# start of ENTRIES PROVIDED
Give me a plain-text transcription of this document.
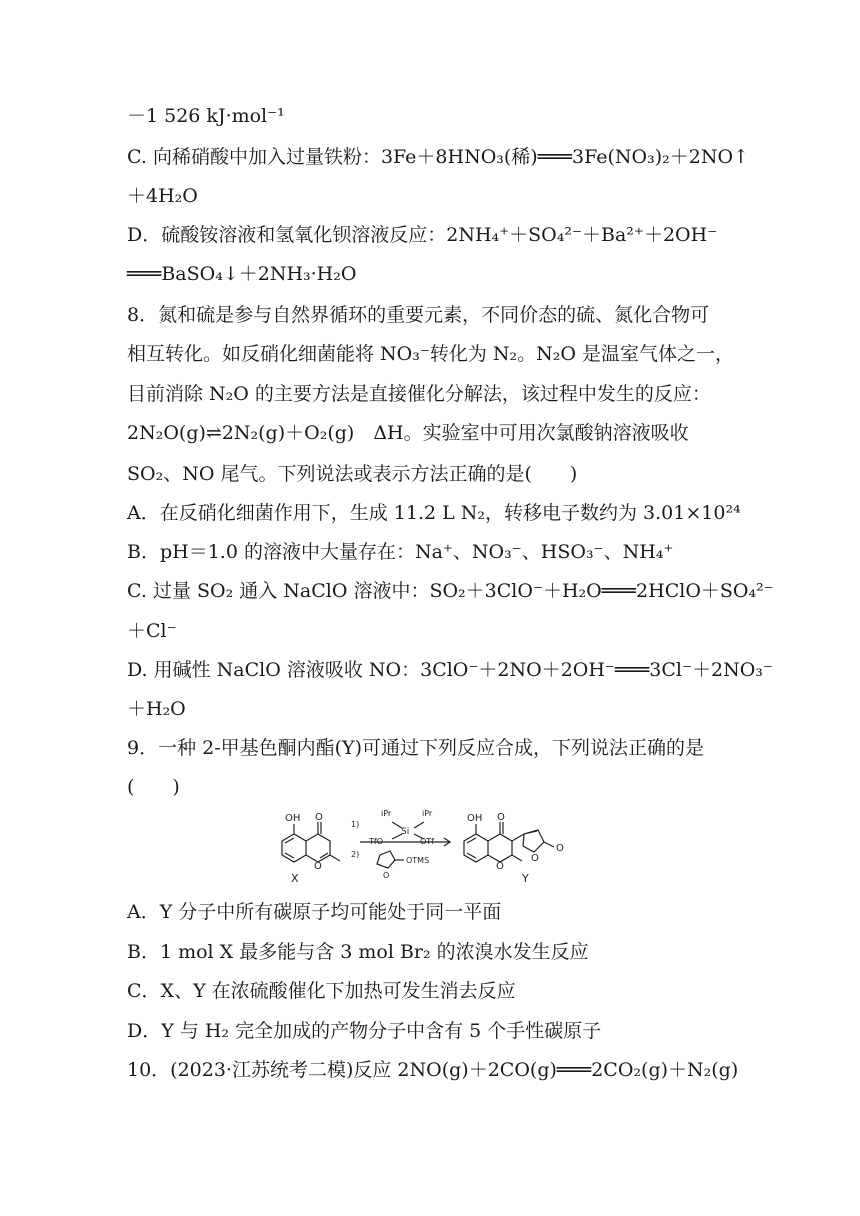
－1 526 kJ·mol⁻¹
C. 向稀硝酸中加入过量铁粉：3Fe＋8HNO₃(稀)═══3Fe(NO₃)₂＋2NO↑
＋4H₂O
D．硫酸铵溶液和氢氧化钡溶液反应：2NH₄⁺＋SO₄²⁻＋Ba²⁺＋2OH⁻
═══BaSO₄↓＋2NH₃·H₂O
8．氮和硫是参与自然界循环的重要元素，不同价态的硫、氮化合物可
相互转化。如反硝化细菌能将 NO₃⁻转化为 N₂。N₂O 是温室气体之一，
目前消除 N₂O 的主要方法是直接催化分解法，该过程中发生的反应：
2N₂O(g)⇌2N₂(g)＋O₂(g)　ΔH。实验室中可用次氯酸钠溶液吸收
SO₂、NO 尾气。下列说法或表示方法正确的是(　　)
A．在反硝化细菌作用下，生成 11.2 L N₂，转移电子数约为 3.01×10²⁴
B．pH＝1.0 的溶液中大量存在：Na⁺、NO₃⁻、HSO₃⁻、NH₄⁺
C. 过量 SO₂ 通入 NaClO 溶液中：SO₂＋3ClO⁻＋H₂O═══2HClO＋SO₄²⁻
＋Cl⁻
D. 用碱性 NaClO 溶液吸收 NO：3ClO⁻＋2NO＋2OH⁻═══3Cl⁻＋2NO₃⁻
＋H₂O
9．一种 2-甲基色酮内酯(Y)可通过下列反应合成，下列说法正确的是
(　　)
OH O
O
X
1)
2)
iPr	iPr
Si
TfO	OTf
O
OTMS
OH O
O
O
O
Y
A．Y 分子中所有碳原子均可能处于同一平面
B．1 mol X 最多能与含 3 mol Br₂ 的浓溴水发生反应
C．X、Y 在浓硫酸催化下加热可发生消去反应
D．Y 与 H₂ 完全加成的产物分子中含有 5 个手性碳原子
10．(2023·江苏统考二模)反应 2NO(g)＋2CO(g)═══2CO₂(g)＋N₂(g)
# end of ENTRIES PROVIDED
# start of ENTRIES PROVIDED
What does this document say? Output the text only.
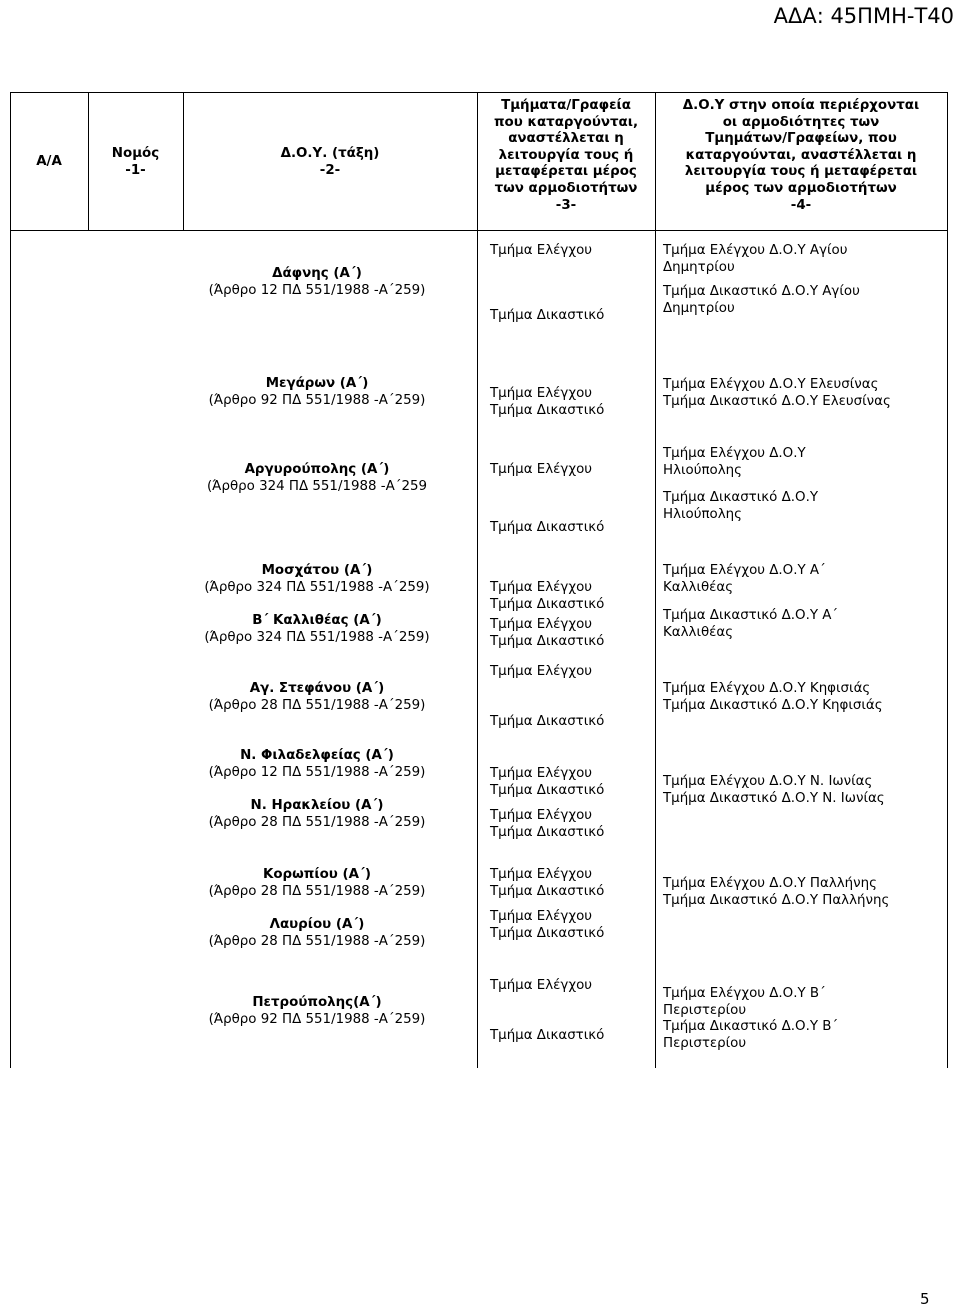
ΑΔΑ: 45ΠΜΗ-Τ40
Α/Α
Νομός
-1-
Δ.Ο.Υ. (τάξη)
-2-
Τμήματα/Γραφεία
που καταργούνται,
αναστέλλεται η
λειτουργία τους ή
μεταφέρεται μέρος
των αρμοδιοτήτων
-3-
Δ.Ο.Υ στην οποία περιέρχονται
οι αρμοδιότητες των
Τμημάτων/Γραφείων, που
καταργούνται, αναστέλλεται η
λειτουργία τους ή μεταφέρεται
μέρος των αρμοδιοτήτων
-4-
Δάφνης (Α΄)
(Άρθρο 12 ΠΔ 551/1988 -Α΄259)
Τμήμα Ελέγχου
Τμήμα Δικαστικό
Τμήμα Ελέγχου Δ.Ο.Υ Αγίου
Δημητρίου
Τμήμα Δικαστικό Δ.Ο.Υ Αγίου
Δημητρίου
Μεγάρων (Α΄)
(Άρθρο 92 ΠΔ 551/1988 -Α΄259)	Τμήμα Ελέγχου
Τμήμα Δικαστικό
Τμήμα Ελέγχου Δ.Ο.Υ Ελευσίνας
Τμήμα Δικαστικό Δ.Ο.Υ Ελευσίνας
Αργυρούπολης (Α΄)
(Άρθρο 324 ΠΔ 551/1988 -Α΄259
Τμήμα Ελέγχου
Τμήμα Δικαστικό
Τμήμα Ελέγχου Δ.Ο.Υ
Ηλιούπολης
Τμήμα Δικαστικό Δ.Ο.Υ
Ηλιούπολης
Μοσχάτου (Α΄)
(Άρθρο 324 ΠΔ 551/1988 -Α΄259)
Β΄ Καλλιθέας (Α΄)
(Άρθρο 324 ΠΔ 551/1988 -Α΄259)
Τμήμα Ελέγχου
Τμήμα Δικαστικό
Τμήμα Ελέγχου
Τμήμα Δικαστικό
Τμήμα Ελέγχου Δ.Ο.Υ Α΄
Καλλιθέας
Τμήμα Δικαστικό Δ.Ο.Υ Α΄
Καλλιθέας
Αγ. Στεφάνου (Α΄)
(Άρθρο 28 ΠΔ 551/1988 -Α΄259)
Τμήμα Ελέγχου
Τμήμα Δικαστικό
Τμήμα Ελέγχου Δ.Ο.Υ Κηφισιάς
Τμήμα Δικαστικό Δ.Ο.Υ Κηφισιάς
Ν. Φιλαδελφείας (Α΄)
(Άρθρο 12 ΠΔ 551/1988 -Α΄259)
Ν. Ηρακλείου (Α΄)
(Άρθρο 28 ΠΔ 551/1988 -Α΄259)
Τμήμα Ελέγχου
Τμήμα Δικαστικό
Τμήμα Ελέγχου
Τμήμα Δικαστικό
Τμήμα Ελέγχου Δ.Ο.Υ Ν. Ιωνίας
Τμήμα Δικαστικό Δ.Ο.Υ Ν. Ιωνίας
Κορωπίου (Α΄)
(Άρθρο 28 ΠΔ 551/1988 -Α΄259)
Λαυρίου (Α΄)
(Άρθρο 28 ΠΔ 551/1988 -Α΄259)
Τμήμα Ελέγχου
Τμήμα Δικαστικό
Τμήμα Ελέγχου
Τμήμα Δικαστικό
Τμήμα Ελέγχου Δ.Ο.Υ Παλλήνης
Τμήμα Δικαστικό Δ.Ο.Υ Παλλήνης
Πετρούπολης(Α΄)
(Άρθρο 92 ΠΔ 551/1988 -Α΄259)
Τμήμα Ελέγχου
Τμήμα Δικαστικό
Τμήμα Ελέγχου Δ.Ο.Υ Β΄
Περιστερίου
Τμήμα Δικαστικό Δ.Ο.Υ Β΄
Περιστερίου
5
# end of ENTRIES PROVIDED
# start of ENTRIES PROVIDED
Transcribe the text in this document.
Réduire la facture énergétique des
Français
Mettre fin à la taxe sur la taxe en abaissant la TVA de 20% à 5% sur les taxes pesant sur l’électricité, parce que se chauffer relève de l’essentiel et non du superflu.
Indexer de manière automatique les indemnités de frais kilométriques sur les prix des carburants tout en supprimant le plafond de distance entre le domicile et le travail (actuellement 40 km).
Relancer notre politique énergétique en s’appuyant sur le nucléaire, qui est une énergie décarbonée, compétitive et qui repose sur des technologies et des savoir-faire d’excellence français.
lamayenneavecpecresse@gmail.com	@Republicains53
# end of ENTRIES PROVIDED
## WORK TO COMPLETE
Find the word "NaClO" in the entries, and copy every line it shows up in.

## SOLUTION FOR THIS PROBLEM
C. 过量 SO₂ 通入 NaClO 溶液中：SO₂＋3ClO⁻＋H₂O═══2HClO＋SO₄²⁻
D. 用碱性 NaClO 溶液吸收 NO：3ClO⁻＋2NO＋2OH⁻═══3Cl⁻＋2NO₃⁻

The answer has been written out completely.